● What you should do
All of the data needs to be repeated exactly.
----- Records for the task
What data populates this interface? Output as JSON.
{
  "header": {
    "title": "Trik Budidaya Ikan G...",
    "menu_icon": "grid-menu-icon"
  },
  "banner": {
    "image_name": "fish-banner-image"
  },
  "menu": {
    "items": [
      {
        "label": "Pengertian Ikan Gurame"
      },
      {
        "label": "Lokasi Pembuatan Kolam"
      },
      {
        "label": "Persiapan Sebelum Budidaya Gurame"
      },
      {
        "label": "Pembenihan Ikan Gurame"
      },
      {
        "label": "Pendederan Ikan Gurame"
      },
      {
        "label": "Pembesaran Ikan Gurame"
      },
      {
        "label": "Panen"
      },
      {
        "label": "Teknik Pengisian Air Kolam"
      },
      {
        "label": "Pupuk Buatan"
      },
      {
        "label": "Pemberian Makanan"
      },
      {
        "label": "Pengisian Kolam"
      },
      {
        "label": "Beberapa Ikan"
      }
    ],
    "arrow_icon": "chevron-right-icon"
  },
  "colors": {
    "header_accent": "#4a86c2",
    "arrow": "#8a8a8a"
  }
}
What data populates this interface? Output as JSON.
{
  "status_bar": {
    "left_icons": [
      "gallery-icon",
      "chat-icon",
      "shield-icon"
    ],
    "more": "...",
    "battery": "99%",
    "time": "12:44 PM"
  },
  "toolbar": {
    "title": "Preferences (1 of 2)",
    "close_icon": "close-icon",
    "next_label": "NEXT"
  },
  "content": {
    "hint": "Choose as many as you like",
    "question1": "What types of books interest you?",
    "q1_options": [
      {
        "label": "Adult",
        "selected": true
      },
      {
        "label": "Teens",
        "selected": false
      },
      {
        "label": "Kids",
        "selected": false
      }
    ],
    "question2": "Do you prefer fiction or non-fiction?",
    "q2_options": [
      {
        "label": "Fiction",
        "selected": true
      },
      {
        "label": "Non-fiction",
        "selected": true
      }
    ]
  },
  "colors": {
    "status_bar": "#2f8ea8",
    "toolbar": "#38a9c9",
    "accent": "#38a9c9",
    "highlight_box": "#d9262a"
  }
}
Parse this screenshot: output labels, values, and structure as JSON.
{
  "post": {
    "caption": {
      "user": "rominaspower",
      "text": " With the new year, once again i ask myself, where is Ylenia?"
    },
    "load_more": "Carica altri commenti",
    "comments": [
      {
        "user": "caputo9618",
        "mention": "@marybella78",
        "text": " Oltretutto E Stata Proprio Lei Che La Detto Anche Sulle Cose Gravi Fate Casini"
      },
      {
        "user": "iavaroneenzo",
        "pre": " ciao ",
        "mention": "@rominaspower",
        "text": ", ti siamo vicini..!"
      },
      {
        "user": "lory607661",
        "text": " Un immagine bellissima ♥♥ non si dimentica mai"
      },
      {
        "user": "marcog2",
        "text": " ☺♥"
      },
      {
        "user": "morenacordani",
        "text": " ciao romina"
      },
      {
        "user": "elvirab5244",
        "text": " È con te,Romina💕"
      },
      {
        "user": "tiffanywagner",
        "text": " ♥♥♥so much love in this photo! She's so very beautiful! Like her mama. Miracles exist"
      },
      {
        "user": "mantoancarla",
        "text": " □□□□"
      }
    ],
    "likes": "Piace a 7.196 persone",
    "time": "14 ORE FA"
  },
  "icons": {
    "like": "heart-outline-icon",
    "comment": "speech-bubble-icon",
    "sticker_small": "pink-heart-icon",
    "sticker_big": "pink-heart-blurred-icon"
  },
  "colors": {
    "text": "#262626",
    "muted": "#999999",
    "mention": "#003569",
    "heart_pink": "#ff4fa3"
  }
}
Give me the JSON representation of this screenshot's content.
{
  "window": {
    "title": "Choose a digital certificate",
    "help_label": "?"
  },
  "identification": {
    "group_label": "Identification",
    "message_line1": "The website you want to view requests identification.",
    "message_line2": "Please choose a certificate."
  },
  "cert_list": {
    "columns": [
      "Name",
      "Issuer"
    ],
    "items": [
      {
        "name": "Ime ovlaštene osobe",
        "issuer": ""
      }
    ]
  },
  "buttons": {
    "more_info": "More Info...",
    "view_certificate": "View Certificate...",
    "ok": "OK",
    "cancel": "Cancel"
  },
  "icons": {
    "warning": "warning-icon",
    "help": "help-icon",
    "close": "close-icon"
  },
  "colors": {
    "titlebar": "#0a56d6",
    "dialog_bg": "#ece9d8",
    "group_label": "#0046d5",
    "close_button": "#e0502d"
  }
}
----------
● Result of this task
What data populates this interface? Output as JSON.
{
  "header": {
    "title": "Trik Budidaya Ikan G...",
    "menu_icon": "grid-menu-icon"
  },
  "banner": {
    "image_name": "fish-banner-image"
  },
  "menu": {
    "items": [
      {
        "label": "Pengertian Ikan Gurame"
      },
      {
        "label": "Lokasi Pembuatan Kolam"
      },
      {
        "label": "Persiapan Sebelum Budidaya Gurame"
      },
      {
        "label": "Pembenihan Ikan Gurame"
      },
      {
        "label": "Pendederan Ikan Gurame"
      },
      {
        "label": "Pembesaran Ikan Gurame"
      },
      {
        "label": "Panen"
      },
      {
        "label": "Teknik Pengisian Air Kolam"
      },
      {
        "label": "Pupuk Buatan"
      },
      {
        "label": "Pemberian Makanan"
      },
      {
        "label": "Pengisian Kolam"
      },
      {
        "label": "Beberapa Ikan"
      }
    ],
    "arrow_icon": "chevron-right-icon"
  },
  "colors": {
    "header_accent": "#4a86c2",
    "arrow": "#8a8a8a"
  }
}
What data populates this interface? Output as JSON.
{
  "status_bar": {
    "left_icons": [
      "gallery-icon",
      "chat-icon",
      "shield-icon"
    ],
    "more": "...",
    "battery": "99%",
    "time": "12:44 PM"
  },
  "toolbar": {
    "title": "Preferences (1 of 2)",
    "close_icon": "close-icon",
    "next_label": "NEXT"
  },
  "content": {
    "hint": "Choose as many as you like",
    "question1": "What types of books interest you?",
    "q1_options": [
      {
        "label": "Adult",
        "selected": true
      },
      {
        "label": "Teens",
        "selected": false
      },
      {
        "label": "Kids",
        "selected": false
      }
    ],
    "question2": "Do you prefer fiction or non-fiction?",
    "q2_options": [
      {
        "label": "Fiction",
        "selected": true
      },
      {
        "label": "Non-fiction",
        "selected": true
      }
    ]
  },
  "colors": {
    "status_bar": "#2f8ea8",
    "toolbar": "#38a9c9",
    "accent": "#38a9c9",
    "highlight_box": "#d9262a"
  }
}
Parse this screenshot: output labels, values, and structure as JSON.
{
  "post": {
    "caption": {
      "user": "rominaspower",
      "text": " With the new year, once again i ask myself, where is Ylenia?"
    },
    "load_more": "Carica altri commenti",
    "comments": [
      {
        "user": "caputo9618",
        "mention": "@marybella78",
        "text": " Oltretutto E Stata Proprio Lei Che La Detto Anche Sulle Cose Gravi Fate Casini"
      },
      {
        "user": "iavaroneenzo",
        "pre": " ciao ",
        "mention": "@rominaspower",
        "text": ", ti siamo vicini..!"
      },
      {
        "user": "lory607661",
        "text": " Un immagine bellissima ♥♥ non si dimentica mai"
      },
      {
        "user": "marcog2",
        "text": " ☺♥"
      },
      {
        "user": "morenacordani",
        "text": " ciao romina"
      },
      {
        "user": "elvirab5244",
        "text": " È con te,Romina💕"
      },
      {
        "user": "tiffanywagner",
        "text": " ♥♥♥so much love in this photo! She's so very beautiful! Like her mama. Miracles exist"
      },
      {
        "user": "mantoancarla",
        "text": " □□□□"
      }
    ],
    "likes": "Piace a 7.196 persone",
    "time": "14 ORE FA"
  },
  "icons": {
    "like": "heart-outline-icon",
    "comment": "speech-bubble-icon",
    "sticker_small": "pink-heart-icon",
    "sticker_big": "pink-heart-blurred-icon"
  },
  "colors": {
    "text": "#262626",
    "muted": "#999999",
    "mention": "#003569",
    "heart_pink": "#ff4fa3"
  }
}
Give me the JSON representation of this screenshot's content.
{
  "window": {
    "title": "Choose a digital certificate",
    "help_label": "?"
  },
  "identification": {
    "group_label": "Identification",
    "message_line1": "The website you want to view requests identification.",
    "message_line2": "Please choose a certificate."
  },
  "cert_list": {
    "columns": [
      "Name",
      "Issuer"
    ],
    "items": [
      {
        "name": "Ime ovlaštene osobe",
        "issuer": ""
      }
    ]
  },
  "buttons": {
    "more_info": "More Info...",
    "view_certificate": "View Certificate...",
    "ok": "OK",
    "cancel": "Cancel"
  },
  "icons": {
    "warning": "warning-icon",
    "help": "help-icon",
    "close": "close-icon"
  },
  "colors": {
    "titlebar": "#0a56d6",
    "dialog_bg": "#ece9d8",
    "group_label": "#0046d5",
    "close_button": "#e0502d"
  }
}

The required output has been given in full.